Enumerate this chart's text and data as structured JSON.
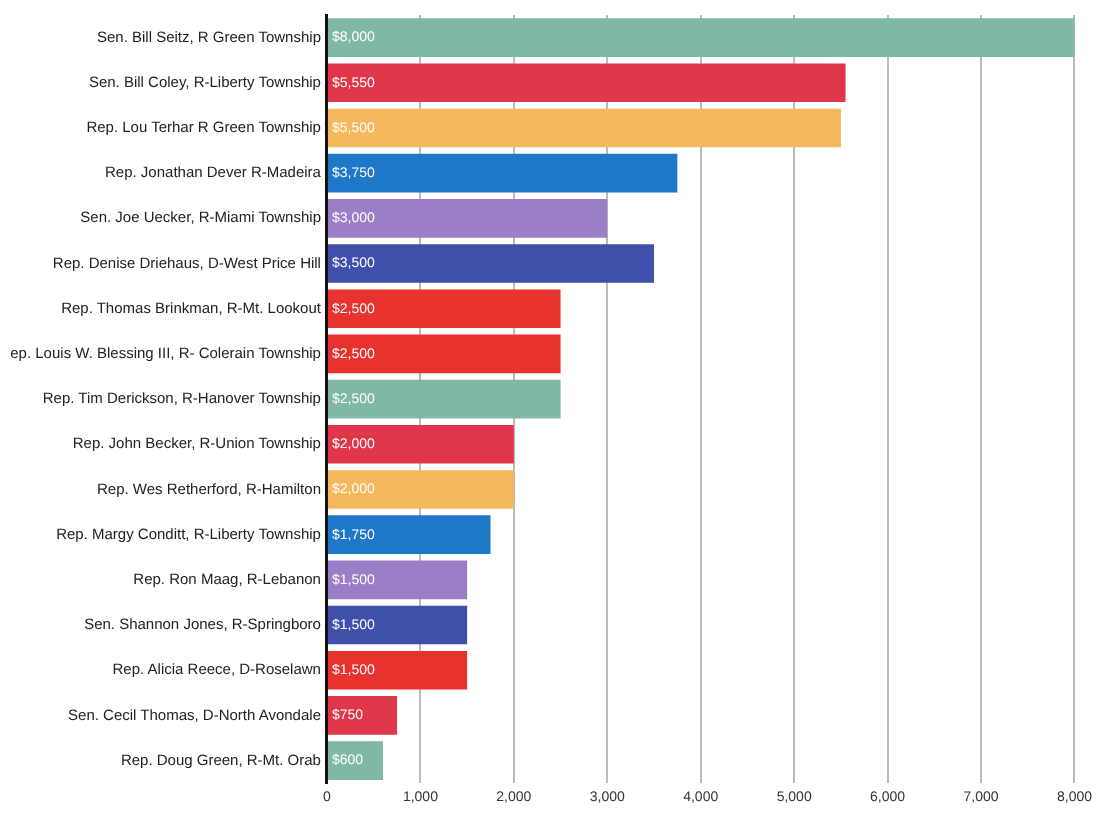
{
  "chart_data": {
    "type": "bar",
    "orientation": "horizontal",
    "categories": [
      "Sen. Bill Seitz, R Green Township",
      "Sen. Bill Coley, R-Liberty Township",
      "Rep. Lou Terhar R Green Township",
      "Rep. Jonathan Dever R-Madeira",
      "Sen. Joe Uecker, R-Miami Township",
      "Rep. Denise Driehaus, D-West Price Hill",
      "Rep. Thomas Brinkman, R-Mt. Lookout",
      "ep. Louis W. Blessing III, R- Colerain Township",
      "Rep. Tim Derickson, R-Hanover Township",
      "Rep. John Becker, R-Union Township",
      "Rep. Wes Retherford, R-Hamilton",
      "Rep. Margy Conditt, R-Liberty Township",
      "Rep. Ron Maag, R-Lebanon",
      "Sen. Shannon Jones, R-Springboro",
      "Rep. Alicia Reece, D-Roselawn",
      "Sen. Cecil Thomas, D-North Avondale",
      "Rep. Doug Green, R-Mt. Orab"
    ],
    "values": [
      8000,
      5550,
      5500,
      3750,
      3000,
      3500,
      2500,
      2500,
      2500,
      2000,
      2000,
      1750,
      1500,
      1500,
      1500,
      750,
      600
    ],
    "value_labels": [
      "$8,000",
      "$5,550",
      "$5,500",
      "$3,750",
      "$3,000",
      "$3,500",
      "$2,500",
      "$2,500",
      "$2,500",
      "$2,000",
      "$2,000",
      "$1,750",
      "$1,500",
      "$1,500",
      "$1,500",
      "$750",
      "$600"
    ],
    "colors": [
      "#7fb9a6",
      "#e0364a",
      "#f6b85c",
      "#1f77c9",
      "#9b7fc6",
      "#3f4faa",
      "#e8322e",
      "#e8322e",
      "#7fb9a6",
      "#e0364a",
      "#f6b85c",
      "#1f77c9",
      "#9b7fc6",
      "#3f4faa",
      "#e8322e",
      "#e0364a",
      "#7fb9a6"
    ],
    "xlim": [
      0,
      8000
    ],
    "xticks": [
      0,
      {
        "value": 1000,
        "label": "1,000"
      },
      {
        "value": 2000,
        "label": "2,000"
      },
      {
        "value": 3000,
        "label": "3,000"
      },
      {
        "value": 4000,
        "label": "4,000"
      },
      {
        "value": 5000,
        "label": "5,000"
      },
      {
        "value": 6000,
        "label": "6,000"
      },
      {
        "value": 7000,
        "label": "7,000"
      },
      {
        "value": 8000,
        "label": "8,000"
      }
    ],
    "grid": "x"
  }
}
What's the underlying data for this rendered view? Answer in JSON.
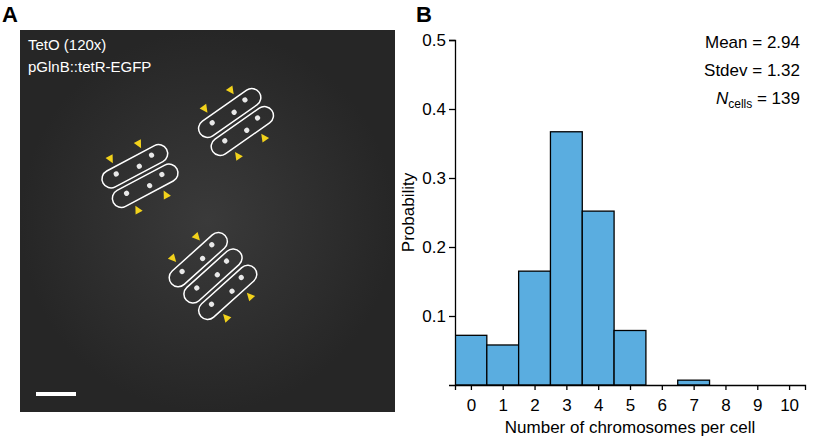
{
  "chart_data": {
    "type": "histogram",
    "panel_label": "B",
    "annotations": [
      {
        "parts": [
          {
            "text": "Mean = 2.94"
          }
        ]
      },
      {
        "parts": [
          {
            "text": "Stdev = 1.32"
          }
        ]
      },
      {
        "parts": [
          {
            "text": "N",
            "style": "italic"
          },
          {
            "text": "cells",
            "style": "subscript"
          },
          {
            "text": " = 139"
          }
        ]
      }
    ],
    "x_label": "Number of chromosomes per cell",
    "y_label": "Probability",
    "bins": [
      -0.5,
      0.5,
      1.5,
      2.5,
      3.5,
      4.5,
      5.5,
      6.5,
      7.5,
      8.5,
      9.5,
      10.5
    ],
    "values": [
      0.072,
      0.058,
      0.165,
      0.367,
      0.252,
      0.079,
      0,
      0.007,
      0,
      0,
      0
    ],
    "color": "#5aade0",
    "xlim": [
      -0.5,
      10.5
    ],
    "xticks": [
      0,
      1,
      2,
      3,
      4,
      5,
      6,
      7,
      8,
      9,
      10
    ],
    "ylim": [
      0,
      0.5
    ],
    "yticks": [
      0.1,
      0.2,
      0.3,
      0.4,
      0.5
    ]
  },
  "image_panel": {
    "panel_label": "A",
    "labels": [
      "TetO (120x)",
      "pGlnB::tetR-EGFP"
    ]
  }
}
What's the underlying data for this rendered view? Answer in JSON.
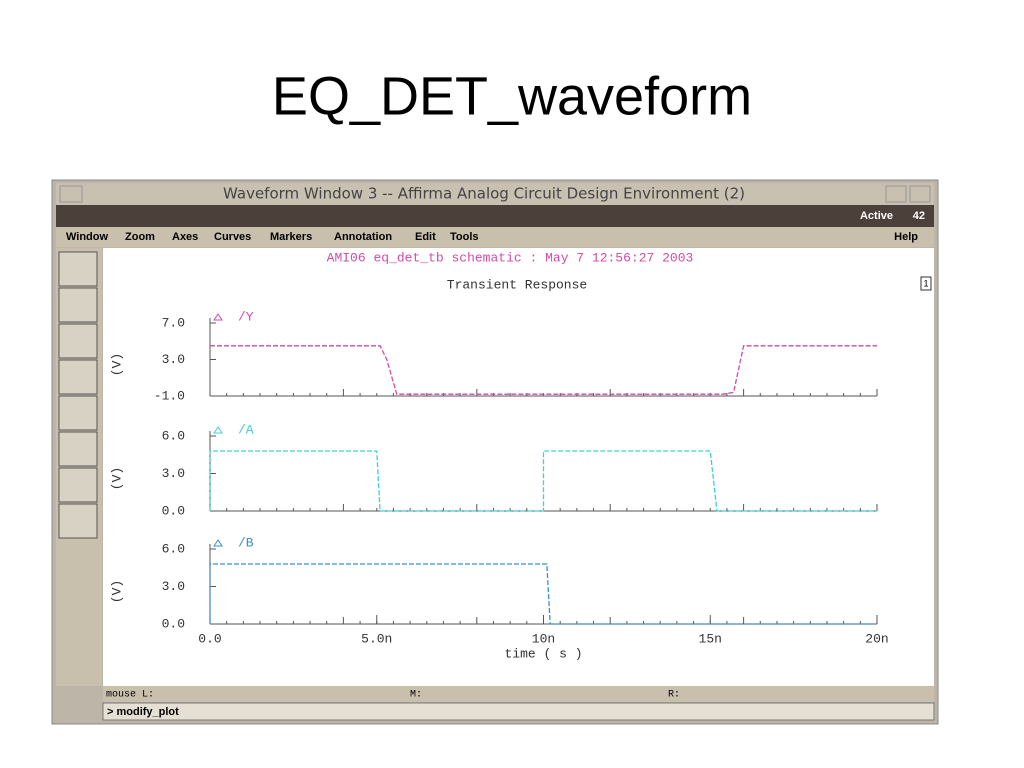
{
  "slide_title": "EQ_DET_waveform",
  "window": {
    "title": "Waveform Window 3 -- Affirma Analog Circuit Design Environment (2)",
    "status": "Active",
    "window_number": 42,
    "menu": [
      "Window",
      "Zoom",
      "Axes",
      "Curves",
      "Markers",
      "Annotation",
      "Edit",
      "Tools"
    ],
    "help": "Help",
    "header": "AMI06 eq_det_tb schematic : May  7 12:56:27 2003",
    "plot_title": "Transient Response",
    "subwindow": "1",
    "mouse": [
      "mouse L:",
      "M:",
      "R:"
    ],
    "command": "> modify_plot"
  },
  "chart_data": [
    {
      "type": "line",
      "y_label": "(V)",
      "x": [
        0,
        5.1e-09,
        5.3e-09,
        5.6e-09,
        1.54e-08,
        1.57e-08,
        1.6e-08,
        2e-08
      ],
      "series": [
        {
          "name": "/Y",
          "color": "#d44aa6",
          "values": [
            4.5,
            4.5,
            3,
            -0.8,
            -0.8,
            -0.6,
            4.5,
            4.5
          ]
        }
      ],
      "xlim": [
        0,
        2e-08
      ],
      "ylim": [
        -1,
        7
      ],
      "yticks": [
        {
          "value": -1,
          "label": "-1.0"
        },
        {
          "value": 3,
          "label": "3.0"
        },
        {
          "value": 7,
          "label": "7.0"
        }
      ]
    },
    {
      "type": "line",
      "y_label": "(V)",
      "x": [
        0,
        0,
        5e-09,
        5.1e-09,
        1e-08,
        1e-08,
        1.5e-08,
        1.52e-08,
        2e-08
      ],
      "series": [
        {
          "name": "/A",
          "color": "#3cd0d8",
          "values": [
            0,
            4.8,
            4.8,
            0,
            0,
            4.8,
            4.8,
            0,
            0
          ]
        }
      ],
      "xlim": [
        0,
        2e-08
      ],
      "ylim": [
        0,
        6
      ],
      "yticks": [
        {
          "value": 0,
          "label": "0.0"
        },
        {
          "value": 3,
          "label": "3.0"
        },
        {
          "value": 6,
          "label": "6.0"
        }
      ]
    },
    {
      "type": "line",
      "y_label": "(V)",
      "x_label": "time ( s )",
      "x": [
        0,
        0,
        1.01e-08,
        1.02e-08,
        2e-08
      ],
      "series": [
        {
          "name": "/B",
          "color": "#3a8fd0",
          "values": [
            0,
            4.8,
            4.8,
            0,
            0
          ]
        }
      ],
      "xlim": [
        0,
        2e-08
      ],
      "ylim": [
        0,
        6
      ],
      "yticks": [
        {
          "value": 0,
          "label": "0.0"
        },
        {
          "value": 3,
          "label": "3.0"
        },
        {
          "value": 6,
          "label": "6.0"
        }
      ],
      "xticks": [
        {
          "value": 0,
          "label": "0.0"
        },
        {
          "value": 5e-09,
          "label": "5.0n"
        },
        {
          "value": 1e-08,
          "label": "10n"
        },
        {
          "value": 1.5e-08,
          "label": "15n"
        },
        {
          "value": 2e-08,
          "label": "20n"
        }
      ]
    }
  ]
}
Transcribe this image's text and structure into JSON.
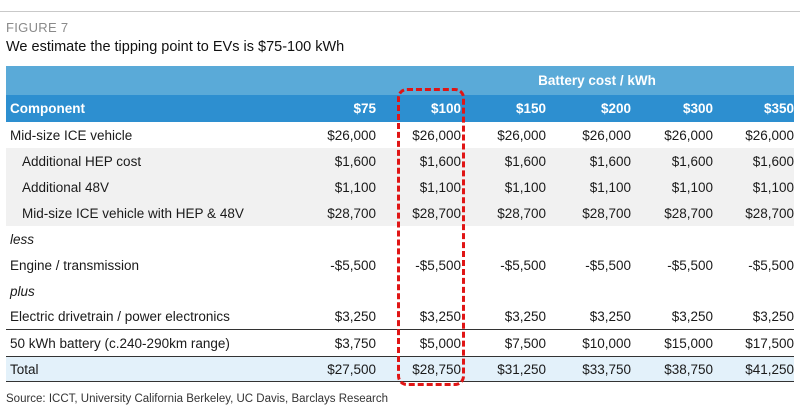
{
  "figure": {
    "label": "FIGURE 7",
    "title": "We estimate the tipping point to EVs is $75-100 kWh",
    "source": "Source: ICCT, University California Berkeley, UC Davis, Barclays Research"
  },
  "table": {
    "group_header": "Battery cost / kWh",
    "component_header": "Component",
    "columns": [
      "$75",
      "$100",
      "$150",
      "$200",
      "$300",
      "$350"
    ],
    "rows": [
      {
        "label": "Mid-size ICE vehicle",
        "values": [
          "$26,000",
          "$26,000",
          "$26,000",
          "$26,000",
          "$26,000",
          "$26,000"
        ]
      },
      {
        "label": "Additional HEP cost",
        "values": [
          "$1,600",
          "$1,600",
          "$1,600",
          "$1,600",
          "$1,600",
          "$1,600"
        ]
      },
      {
        "label": "Additional 48V",
        "values": [
          "$1,100",
          "$1,100",
          "$1,100",
          "$1,100",
          "$1,100",
          "$1,100"
        ]
      },
      {
        "label": "Mid-size ICE vehicle with HEP & 48V",
        "values": [
          "$28,700",
          "$28,700",
          "$28,700",
          "$28,700",
          "$28,700",
          "$28,700"
        ]
      },
      {
        "label": "less",
        "values": []
      },
      {
        "label": "Engine / transmission",
        "values": [
          "-$5,500",
          "-$5,500",
          "-$5,500",
          "-$5,500",
          "-$5,500",
          "-$5,500"
        ]
      },
      {
        "label": "plus",
        "values": []
      },
      {
        "label": "Electric drivetrain / power electronics",
        "values": [
          "$3,250",
          "$3,250",
          "$3,250",
          "$3,250",
          "$3,250",
          "$3,250"
        ]
      },
      {
        "label": "50 kWh battery (c.240-290km range)",
        "values": [
          "$3,750",
          "$5,000",
          "$7,500",
          "$10,000",
          "$15,000",
          "$17,500"
        ]
      },
      {
        "label": "Total",
        "values": [
          "$27,500",
          "$28,750",
          "$31,250",
          "$33,750",
          "$38,750",
          "$41,250"
        ]
      }
    ]
  },
  "colors": {
    "header_light": "#5aaad8",
    "header_dark": "#2d8fd0",
    "highlight": "#e01515"
  }
}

****************

Look through the lines above and collect those with the word "Liberty".

Response to this exercise:
      "Sen. Bill Coley, R-Liberty Township",
      "Rep. Margy Conditt, R-Liberty Township",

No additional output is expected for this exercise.